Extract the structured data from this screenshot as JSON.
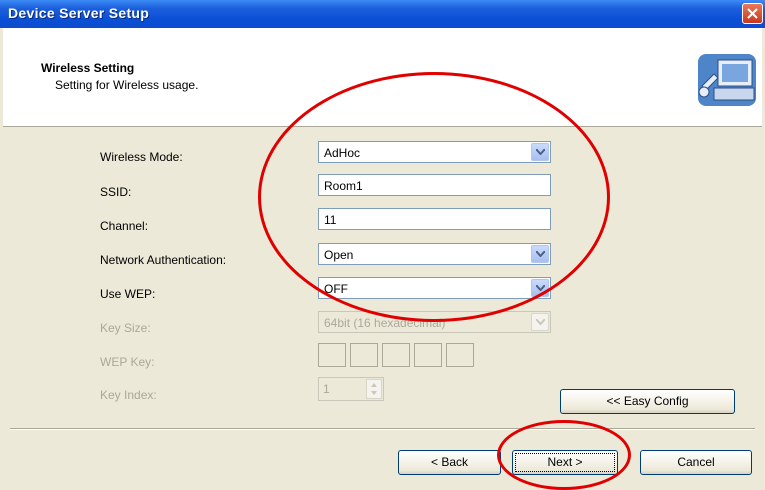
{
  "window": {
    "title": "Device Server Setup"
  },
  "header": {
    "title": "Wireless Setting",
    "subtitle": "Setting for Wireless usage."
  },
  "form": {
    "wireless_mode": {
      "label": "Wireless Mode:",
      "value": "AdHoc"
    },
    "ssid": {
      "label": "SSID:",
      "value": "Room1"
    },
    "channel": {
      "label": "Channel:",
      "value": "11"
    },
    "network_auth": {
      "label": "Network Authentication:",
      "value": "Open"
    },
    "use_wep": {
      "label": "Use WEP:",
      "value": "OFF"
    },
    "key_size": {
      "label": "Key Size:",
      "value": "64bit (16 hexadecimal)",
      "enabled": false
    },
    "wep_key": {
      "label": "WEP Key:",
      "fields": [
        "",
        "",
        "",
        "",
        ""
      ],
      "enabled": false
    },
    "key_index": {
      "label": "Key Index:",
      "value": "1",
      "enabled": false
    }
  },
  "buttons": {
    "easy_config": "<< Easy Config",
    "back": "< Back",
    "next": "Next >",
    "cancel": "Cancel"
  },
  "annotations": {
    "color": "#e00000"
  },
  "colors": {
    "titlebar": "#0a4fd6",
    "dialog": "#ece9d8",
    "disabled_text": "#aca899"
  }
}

-=-=-

## Objective
Go through the material above and print all of it exactly, except the pictures.

## Task response
Extract the structured data from this screenshot as JSON.
{
  "window": {
    "title": "Device Server Setup"
  },
  "header": {
    "title": "Wireless Setting",
    "subtitle": "Setting for Wireless usage."
  },
  "form": {
    "wireless_mode": {
      "label": "Wireless Mode:",
      "value": "AdHoc"
    },
    "ssid": {
      "label": "SSID:",
      "value": "Room1"
    },
    "channel": {
      "label": "Channel:",
      "value": "11"
    },
    "network_auth": {
      "label": "Network Authentication:",
      "value": "Open"
    },
    "use_wep": {
      "label": "Use WEP:",
      "value": "OFF"
    },
    "key_size": {
      "label": "Key Size:",
      "value": "64bit (16 hexadecimal)",
      "enabled": false
    },
    "wep_key": {
      "label": "WEP Key:",
      "fields": [
        "",
        "",
        "",
        "",
        ""
      ],
      "enabled": false
    },
    "key_index": {
      "label": "Key Index:",
      "value": "1",
      "enabled": false
    }
  },
  "buttons": {
    "easy_config": "<< Easy Config",
    "back": "< Back",
    "next": "Next >",
    "cancel": "Cancel"
  },
  "annotations": {
    "color": "#e00000"
  },
  "colors": {
    "titlebar": "#0a4fd6",
    "dialog": "#ece9d8",
    "disabled_text": "#aca899"
  }
}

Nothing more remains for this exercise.